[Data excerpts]
··········

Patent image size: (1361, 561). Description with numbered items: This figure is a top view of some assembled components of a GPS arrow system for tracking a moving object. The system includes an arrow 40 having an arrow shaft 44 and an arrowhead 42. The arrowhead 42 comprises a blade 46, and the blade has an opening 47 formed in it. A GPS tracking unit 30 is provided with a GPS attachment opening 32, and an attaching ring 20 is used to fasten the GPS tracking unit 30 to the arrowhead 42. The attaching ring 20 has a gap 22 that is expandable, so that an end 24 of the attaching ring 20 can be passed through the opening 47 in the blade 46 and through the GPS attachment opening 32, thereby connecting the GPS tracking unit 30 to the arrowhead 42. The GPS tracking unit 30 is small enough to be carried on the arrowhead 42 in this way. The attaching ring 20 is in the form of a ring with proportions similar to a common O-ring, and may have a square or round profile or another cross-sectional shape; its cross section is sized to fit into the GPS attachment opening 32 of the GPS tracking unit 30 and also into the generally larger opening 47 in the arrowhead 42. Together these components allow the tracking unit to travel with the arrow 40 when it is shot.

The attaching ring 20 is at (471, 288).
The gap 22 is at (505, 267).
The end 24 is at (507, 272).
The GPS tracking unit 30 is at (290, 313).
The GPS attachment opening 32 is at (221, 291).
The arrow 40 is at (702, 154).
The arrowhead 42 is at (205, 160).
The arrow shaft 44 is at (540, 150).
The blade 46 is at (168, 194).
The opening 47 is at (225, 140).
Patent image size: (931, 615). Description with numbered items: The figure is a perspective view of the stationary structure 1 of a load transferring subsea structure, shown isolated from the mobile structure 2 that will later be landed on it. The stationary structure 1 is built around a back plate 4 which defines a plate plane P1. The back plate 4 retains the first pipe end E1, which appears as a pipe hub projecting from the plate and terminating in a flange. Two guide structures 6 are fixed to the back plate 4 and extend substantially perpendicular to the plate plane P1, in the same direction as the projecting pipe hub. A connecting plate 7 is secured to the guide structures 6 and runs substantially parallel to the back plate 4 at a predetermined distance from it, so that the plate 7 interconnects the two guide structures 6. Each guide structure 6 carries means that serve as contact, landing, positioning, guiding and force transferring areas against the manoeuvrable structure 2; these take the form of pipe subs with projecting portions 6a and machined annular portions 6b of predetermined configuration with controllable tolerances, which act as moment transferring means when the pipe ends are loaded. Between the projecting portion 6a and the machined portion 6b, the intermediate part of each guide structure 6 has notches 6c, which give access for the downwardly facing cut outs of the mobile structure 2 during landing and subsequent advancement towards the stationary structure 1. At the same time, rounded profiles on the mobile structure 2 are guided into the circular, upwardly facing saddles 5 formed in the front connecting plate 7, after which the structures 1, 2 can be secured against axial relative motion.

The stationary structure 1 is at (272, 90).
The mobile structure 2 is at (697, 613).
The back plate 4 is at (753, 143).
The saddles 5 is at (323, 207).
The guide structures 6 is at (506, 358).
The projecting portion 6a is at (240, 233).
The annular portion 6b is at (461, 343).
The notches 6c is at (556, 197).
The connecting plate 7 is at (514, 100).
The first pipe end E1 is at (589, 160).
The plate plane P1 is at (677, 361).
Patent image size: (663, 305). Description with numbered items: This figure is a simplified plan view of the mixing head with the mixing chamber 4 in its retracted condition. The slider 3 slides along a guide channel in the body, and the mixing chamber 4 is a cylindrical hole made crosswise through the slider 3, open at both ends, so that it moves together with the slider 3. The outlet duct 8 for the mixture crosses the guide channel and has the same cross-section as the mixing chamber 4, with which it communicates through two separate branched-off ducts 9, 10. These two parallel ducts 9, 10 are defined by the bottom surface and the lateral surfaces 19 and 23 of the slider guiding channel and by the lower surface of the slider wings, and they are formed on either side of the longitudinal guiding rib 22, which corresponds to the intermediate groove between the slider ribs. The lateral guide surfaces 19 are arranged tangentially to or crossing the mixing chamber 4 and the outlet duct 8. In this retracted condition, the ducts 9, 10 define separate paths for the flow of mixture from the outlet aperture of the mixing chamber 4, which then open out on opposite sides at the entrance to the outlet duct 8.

··········

WHAT THIS TASK INVOLVES => Set out every line of the items above as a single numbered list, leaving out any blank lines.

SOLUTION FOR THIS PROBLEM =>
1. Patent image size: (1361, 561). Description with numbered items: This figure is a top view of some assembled components of a GPS arrow system for tracking a moving object. The system includes an arrow 40 having an arrow shaft 44 and an arrowhead 42. The arrowhead 42 comprises a blade 46, and the blade has an opening 47 formed in it. A GPS tracking unit 30 is provided with a GPS attachment opening 32, and an attaching ring 20 is used to fasten the GPS tracking unit 30 to the arrowhead 42. The attaching ring 20 has a gap 22 that is expandable, so that an end 24 of the attaching ring 20 can be passed through the opening 47 in the blade 46 and through the GPS attachment opening 32, thereby connecting the GPS tracking unit 30 to the arrowhead 42. The GPS tracking unit 30 is small enough to be carried on the arrowhead 42 in this way. The attaching ring 20 is in the form of a ring with proportions similar to a common O-ring, and may have a square or round profile or another cross-sectional shape; its cross section is sized to fit into the GPS attachment opening 32 of the GPS tracking unit 30 and also into the generally larger opening 47 in the arrowhead 42. Together these components allow the tracking unit to travel with the arrow 40 when it is shot.
2. The attaching ring 20 is at (471, 288).
3. The gap 22 is at (505, 267).
4. The end 24 is at (507, 272).
5. The GPS tracking unit 30 is at (290, 313).
6. The GPS attachment opening 32 is at (221, 291).
7. The arrow 40 is at (702, 154).
8. The arrowhead 42 is at (205, 160).
9. The arrow shaft 44 is at (540, 150).
10. The blade 46 is at (168, 194).
11. The opening 47 is at (225, 140).
12. Patent image size: (931, 615). Description with numbered items: The figure is a perspective view of the stationary structure 1 of a load transferring subsea structure, shown isolated from the mobile structure 2 that will later be landed on it. The stationary structure 1 is built around a back plate 4 which defines a plate plane P1. The back plate 4 retains the first pipe end E1, which appears as a pipe hub projecting from the plate and terminating in a flange. Two guide structures 6 are fixed to the back plate 4 and extend substantially perpendicular to the plate plane P1, in the same direction as the projecting pipe hub. A connecting plate 7 is secured to the guide structures 6 and runs substantially parallel to the back plate 4 at a predetermined distance from it, so that the plate 7 interconnects the two guide structures 6. Each guide structure 6 carries means that serve as contact, landing, positioning, guiding and force transferring areas against the manoeuvrable structure 2; these take the form of pipe subs with projecting portions 6a and machined annular portions 6b of predetermined configuration with controllable tolerances, which act as moment transferring means when the pipe ends are loaded. Between the projecting portion 6a and the machined portion 6b, the intermediate part of each guide structure 6 has notches 6c, which give access for the downwardly facing cut outs of the mobile structure 2 during landing and subsequent advancement towards the stationary structure 1. At the same time, rounded profiles on the mobile structure 2 are guided into the circular, upwardly facing saddles 5 formed in the front connecting plate 7, after which the structures 1, 2 can be secured against axial relative motion.
13. The stationary structure 1 is at (272, 90).
14. The mobile structure 2 is at (697, 613).
15. The back plate 4 is at (753, 143).
16. The saddles 5 is at (323, 207).
17. The guide structures 6 is at (506, 358).
18. The projecting portion 6a is at (240, 233).
19. The annular portion 6b is at (461, 343).
20. The notches 6c is at (556, 197).
21. The connecting plate 7 is at (514, 100).
22. The first pipe end E1 is at (589, 160).
23. The plate plane P1 is at (677, 361).
24. Patent image size: (663, 305). Description with numbered items: This figure is a simplified plan view of the mixing head with the mixing chamber 4 in its retracted condition. The slider 3 slides along a guide channel in the body, and the mixing chamber 4 is a cylindrical hole made crosswise through the slider 3, open at both ends, so that it moves together with the slider 3. The outlet duct 8 for the mixture crosses the guide channel and has the same cross-section as the mixing chamber 4, with which it communicates through two separate branched-off ducts 9, 10. These two parallel ducts 9, 10 are defined by the bottom surface and the lateral surfaces 19 and 23 of the slider guiding channel and by the lower surface of the slider wings, and they are formed on either side of the longitudinal guiding rib 22, which corresponds to the intermediate groove between the slider ribs. The lateral guide surfaces 19 are arranged tangentially to or crossing the mixing chamber 4 and the outlet duct 8. In this retracted condition, the ducts 9, 10 define separate paths for the flow of mixture from the outlet aperture of the mixing chamber 4, which then open out on opposite sides at the entrance to the outlet duct 8.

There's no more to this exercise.